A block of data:

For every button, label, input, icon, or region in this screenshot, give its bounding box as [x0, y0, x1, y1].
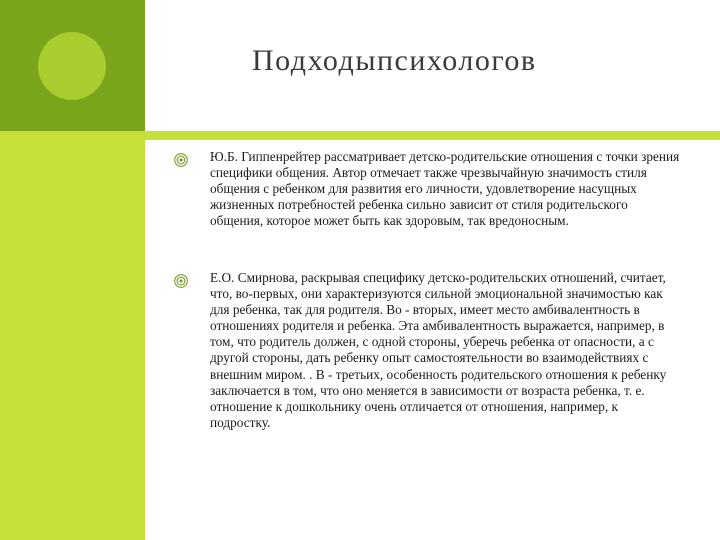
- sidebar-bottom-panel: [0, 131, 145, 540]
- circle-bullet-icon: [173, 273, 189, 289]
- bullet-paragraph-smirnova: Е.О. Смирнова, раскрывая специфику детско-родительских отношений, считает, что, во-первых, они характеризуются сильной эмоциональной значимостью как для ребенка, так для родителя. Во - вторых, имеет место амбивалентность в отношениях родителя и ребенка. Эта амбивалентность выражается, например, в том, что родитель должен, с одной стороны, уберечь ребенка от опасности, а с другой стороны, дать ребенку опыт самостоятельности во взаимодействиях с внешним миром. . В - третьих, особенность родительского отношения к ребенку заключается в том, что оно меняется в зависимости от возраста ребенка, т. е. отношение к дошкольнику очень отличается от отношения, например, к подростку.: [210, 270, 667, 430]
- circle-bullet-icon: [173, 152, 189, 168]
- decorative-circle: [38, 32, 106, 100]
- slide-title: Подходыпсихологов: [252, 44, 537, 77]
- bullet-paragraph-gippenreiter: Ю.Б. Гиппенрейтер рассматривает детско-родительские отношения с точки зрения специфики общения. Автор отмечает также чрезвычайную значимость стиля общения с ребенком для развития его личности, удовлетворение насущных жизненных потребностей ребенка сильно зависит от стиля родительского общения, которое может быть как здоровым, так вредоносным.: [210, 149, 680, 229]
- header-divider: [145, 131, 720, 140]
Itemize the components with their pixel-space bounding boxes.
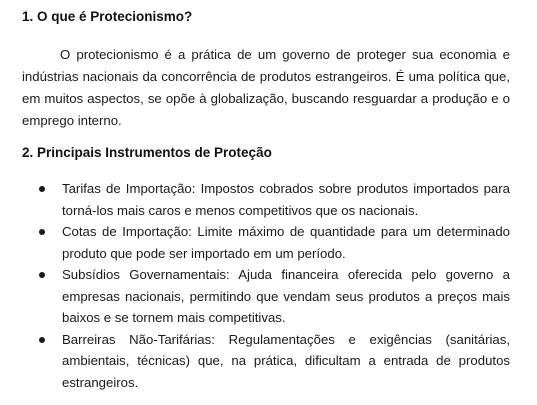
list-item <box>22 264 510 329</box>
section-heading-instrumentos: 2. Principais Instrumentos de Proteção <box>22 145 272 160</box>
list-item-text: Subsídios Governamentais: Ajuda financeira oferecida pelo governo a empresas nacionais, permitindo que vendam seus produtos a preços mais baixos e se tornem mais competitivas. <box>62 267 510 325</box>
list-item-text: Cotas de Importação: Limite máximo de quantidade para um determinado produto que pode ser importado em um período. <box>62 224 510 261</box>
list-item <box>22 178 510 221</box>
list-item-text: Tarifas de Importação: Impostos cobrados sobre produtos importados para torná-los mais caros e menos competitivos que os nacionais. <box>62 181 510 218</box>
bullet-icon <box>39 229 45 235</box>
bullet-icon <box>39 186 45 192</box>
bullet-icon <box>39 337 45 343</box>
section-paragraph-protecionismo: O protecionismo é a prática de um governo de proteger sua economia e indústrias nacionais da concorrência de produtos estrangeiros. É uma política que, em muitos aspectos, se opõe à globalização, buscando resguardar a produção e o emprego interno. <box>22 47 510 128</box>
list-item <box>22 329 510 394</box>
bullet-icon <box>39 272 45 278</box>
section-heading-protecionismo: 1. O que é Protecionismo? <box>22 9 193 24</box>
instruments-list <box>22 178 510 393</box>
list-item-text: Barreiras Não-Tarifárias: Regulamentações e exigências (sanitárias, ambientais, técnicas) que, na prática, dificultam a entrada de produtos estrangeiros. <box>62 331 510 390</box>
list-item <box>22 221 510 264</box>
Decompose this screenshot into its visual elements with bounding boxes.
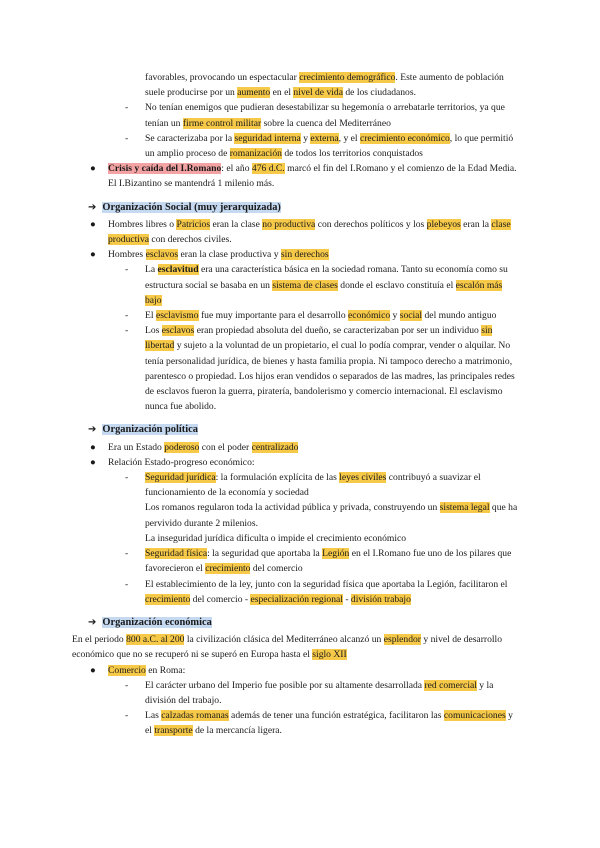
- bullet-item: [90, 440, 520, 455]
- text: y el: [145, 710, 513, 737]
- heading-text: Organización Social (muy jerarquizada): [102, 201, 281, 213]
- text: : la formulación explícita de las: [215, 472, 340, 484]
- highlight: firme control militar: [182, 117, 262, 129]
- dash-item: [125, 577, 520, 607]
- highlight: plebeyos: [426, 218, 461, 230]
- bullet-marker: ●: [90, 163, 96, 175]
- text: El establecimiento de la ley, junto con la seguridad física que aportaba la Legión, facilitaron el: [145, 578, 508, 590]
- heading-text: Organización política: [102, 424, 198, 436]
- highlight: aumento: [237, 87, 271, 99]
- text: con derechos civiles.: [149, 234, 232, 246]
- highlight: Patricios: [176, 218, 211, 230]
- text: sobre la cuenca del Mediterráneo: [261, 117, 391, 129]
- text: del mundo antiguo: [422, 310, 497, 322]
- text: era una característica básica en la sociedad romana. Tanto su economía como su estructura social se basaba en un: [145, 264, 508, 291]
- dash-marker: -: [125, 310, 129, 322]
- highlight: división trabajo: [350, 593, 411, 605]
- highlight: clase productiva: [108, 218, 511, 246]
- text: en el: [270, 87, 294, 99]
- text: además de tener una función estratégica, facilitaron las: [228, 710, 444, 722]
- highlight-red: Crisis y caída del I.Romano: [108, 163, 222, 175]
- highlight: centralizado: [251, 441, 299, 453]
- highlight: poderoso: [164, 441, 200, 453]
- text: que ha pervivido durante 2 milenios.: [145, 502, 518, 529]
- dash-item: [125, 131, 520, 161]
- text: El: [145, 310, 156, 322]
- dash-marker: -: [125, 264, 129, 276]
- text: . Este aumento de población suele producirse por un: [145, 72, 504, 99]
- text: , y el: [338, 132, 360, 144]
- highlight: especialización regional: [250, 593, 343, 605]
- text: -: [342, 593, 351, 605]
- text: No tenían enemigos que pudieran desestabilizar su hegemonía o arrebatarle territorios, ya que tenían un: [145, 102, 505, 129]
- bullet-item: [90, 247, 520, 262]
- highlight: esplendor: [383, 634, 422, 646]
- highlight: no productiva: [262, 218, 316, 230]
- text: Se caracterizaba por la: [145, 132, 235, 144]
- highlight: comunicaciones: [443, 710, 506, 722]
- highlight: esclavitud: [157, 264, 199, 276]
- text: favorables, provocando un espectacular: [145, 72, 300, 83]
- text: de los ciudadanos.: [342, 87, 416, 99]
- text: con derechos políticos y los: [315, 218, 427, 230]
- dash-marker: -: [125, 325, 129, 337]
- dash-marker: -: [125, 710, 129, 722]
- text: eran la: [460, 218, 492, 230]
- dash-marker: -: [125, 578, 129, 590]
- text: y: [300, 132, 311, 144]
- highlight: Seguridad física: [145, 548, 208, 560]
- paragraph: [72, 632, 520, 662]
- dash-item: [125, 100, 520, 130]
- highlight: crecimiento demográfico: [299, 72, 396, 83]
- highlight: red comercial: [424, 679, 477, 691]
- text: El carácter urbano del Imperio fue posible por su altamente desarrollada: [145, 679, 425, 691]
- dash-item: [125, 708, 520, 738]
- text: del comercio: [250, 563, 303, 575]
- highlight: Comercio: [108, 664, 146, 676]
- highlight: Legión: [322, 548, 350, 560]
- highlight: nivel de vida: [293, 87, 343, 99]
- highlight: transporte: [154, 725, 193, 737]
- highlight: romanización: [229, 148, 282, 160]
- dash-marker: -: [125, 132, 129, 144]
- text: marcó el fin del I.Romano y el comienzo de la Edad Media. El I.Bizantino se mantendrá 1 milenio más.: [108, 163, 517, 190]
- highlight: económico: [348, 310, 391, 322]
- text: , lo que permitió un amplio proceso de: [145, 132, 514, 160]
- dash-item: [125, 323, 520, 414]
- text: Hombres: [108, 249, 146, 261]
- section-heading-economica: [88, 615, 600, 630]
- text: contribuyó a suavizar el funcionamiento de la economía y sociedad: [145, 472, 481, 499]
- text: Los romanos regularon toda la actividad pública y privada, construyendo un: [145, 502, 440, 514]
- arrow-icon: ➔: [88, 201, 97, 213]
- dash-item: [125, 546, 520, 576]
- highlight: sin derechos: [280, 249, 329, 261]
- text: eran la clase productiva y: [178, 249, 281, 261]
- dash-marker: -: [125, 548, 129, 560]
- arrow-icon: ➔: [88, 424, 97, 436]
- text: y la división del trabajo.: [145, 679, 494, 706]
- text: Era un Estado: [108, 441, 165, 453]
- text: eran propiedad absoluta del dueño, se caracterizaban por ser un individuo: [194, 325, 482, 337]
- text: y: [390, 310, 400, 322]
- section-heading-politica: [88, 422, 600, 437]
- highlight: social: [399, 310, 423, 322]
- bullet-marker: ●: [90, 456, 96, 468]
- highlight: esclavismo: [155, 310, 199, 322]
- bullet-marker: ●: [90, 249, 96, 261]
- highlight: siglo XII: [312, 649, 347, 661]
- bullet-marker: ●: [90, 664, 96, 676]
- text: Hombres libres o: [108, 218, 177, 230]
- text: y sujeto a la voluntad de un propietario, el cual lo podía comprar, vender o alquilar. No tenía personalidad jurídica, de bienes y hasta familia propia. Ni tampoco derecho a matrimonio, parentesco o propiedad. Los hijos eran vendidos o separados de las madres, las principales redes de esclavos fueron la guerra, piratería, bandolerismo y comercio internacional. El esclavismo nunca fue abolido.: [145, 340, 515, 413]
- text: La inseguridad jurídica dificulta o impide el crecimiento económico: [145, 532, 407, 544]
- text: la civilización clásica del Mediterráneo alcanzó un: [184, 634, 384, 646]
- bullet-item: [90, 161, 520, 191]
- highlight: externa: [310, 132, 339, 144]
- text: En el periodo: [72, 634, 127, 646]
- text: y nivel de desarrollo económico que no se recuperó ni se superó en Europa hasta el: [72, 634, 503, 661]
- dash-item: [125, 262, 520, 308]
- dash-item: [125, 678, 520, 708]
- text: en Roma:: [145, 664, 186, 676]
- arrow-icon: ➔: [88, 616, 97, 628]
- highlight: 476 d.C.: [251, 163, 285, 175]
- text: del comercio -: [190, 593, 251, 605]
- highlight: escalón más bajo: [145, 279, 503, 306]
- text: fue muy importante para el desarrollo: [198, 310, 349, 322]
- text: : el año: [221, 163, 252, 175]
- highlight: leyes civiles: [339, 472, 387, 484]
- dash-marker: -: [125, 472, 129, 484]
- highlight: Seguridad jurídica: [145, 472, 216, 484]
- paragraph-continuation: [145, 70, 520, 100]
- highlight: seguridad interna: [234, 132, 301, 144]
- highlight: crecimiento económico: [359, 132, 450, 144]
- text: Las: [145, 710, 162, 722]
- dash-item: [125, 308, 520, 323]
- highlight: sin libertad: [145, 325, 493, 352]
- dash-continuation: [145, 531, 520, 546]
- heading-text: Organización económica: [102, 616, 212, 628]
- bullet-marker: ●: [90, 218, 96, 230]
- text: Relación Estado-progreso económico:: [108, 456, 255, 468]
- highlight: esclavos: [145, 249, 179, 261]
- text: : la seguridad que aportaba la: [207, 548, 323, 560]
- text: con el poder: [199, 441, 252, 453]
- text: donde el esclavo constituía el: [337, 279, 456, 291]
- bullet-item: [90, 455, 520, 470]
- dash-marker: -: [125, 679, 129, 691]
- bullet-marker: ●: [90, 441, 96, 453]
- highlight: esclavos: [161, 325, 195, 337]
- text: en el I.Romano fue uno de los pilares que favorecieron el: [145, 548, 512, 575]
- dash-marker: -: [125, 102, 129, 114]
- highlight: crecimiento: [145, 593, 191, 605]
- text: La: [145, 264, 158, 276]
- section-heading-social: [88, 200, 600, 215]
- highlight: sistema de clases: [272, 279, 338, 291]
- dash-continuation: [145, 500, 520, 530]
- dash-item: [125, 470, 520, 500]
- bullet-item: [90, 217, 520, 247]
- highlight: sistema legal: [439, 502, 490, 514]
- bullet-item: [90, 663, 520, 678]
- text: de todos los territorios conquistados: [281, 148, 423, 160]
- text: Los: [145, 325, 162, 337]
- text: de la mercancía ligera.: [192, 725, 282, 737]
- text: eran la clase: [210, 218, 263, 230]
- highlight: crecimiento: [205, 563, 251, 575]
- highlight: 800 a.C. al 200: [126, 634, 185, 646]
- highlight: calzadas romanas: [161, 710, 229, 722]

==

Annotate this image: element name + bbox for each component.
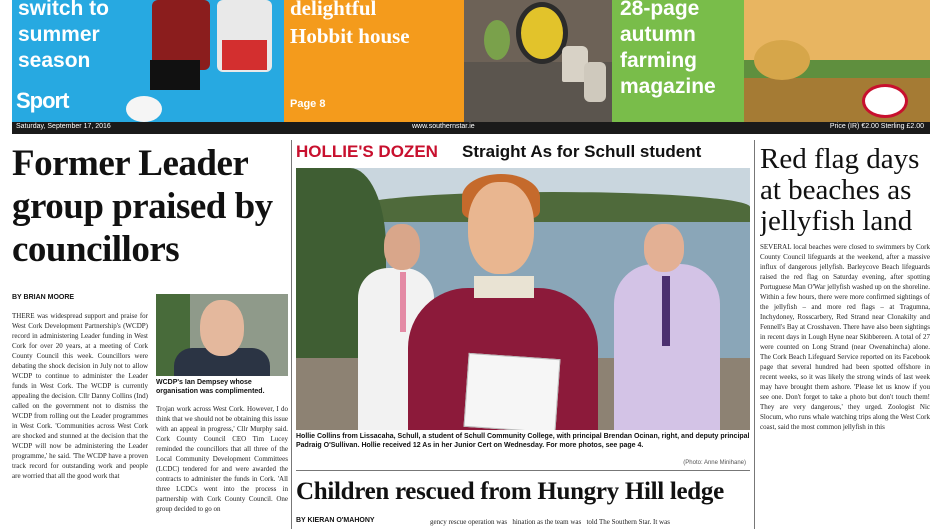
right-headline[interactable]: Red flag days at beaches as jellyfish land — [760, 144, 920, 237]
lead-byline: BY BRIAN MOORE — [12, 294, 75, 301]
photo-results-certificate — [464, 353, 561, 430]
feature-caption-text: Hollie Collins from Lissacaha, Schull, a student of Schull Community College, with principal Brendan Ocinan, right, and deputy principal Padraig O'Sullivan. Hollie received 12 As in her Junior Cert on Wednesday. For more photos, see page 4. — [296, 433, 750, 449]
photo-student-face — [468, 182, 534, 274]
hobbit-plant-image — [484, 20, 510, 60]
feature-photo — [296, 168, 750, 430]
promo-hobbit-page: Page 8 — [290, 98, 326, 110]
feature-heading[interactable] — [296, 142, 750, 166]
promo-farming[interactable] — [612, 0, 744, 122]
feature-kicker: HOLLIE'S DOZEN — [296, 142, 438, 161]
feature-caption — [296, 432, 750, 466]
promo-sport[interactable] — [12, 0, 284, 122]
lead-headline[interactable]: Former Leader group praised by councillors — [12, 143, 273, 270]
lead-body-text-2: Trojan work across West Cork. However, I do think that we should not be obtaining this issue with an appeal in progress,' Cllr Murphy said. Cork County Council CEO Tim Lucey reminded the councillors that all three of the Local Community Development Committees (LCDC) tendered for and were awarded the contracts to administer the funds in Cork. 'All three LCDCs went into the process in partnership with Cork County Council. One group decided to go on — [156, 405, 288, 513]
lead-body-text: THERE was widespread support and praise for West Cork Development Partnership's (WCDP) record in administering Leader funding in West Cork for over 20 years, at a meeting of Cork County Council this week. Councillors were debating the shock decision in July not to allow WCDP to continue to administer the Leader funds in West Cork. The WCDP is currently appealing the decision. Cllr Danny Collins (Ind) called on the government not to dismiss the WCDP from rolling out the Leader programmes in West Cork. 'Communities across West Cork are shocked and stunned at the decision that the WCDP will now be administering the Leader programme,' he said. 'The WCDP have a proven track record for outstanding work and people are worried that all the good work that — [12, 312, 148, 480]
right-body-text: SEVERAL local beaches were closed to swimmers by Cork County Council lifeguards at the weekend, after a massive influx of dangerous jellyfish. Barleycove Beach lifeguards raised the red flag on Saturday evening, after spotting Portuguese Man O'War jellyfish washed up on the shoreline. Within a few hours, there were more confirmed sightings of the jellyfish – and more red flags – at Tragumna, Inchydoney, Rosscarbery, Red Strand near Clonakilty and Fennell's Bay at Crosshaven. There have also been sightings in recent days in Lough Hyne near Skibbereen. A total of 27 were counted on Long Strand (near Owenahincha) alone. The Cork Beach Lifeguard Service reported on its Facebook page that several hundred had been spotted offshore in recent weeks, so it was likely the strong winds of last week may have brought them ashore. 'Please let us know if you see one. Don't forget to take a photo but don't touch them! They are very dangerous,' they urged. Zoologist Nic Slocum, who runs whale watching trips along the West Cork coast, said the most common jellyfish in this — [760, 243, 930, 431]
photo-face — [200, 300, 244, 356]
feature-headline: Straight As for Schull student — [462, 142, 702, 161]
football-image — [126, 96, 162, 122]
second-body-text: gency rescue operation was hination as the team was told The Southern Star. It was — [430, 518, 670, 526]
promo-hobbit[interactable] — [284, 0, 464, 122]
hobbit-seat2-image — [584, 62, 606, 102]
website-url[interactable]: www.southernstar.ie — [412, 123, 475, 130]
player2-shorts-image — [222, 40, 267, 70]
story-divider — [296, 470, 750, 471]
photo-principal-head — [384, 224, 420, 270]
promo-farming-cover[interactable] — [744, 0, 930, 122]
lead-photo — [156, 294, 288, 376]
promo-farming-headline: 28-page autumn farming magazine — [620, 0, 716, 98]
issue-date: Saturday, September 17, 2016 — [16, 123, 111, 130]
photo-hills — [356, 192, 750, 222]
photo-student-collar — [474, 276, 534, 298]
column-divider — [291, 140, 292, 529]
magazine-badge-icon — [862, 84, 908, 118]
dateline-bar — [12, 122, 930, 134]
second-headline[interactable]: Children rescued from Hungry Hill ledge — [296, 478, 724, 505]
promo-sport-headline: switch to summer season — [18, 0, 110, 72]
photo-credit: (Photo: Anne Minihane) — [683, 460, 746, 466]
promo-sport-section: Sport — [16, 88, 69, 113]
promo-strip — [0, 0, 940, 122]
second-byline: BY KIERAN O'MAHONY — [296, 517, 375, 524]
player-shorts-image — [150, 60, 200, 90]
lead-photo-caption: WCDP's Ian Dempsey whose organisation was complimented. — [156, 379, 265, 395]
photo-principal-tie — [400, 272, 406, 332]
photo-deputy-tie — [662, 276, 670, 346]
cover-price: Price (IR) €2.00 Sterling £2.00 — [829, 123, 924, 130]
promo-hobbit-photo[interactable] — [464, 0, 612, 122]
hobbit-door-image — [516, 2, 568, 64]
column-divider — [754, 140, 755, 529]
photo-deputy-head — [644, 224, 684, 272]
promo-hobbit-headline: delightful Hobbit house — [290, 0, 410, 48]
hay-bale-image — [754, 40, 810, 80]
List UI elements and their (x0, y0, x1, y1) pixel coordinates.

TASK: Copy out every line of the data from the one containing "list-item <box>22 264 510 329</box>" down to the one containing "list-item-text: Subsídios Governamentais: Ajuda", keeping each line identical.

EXERCISE RESULT:
list-item <box>22 264 510 329</box>
section-heading-instrumentos: 2. Principais Instrumentos de Proteção <box>22 145 272 160</box>
list-item-text: Subsídios Governamentais: Ajuda financeira oferecida pelo governo a empresas nacionais, permitindo que vendam seus produtos a preços mais baixos e se tornem mais competitivas. <box>62 267 510 325</box>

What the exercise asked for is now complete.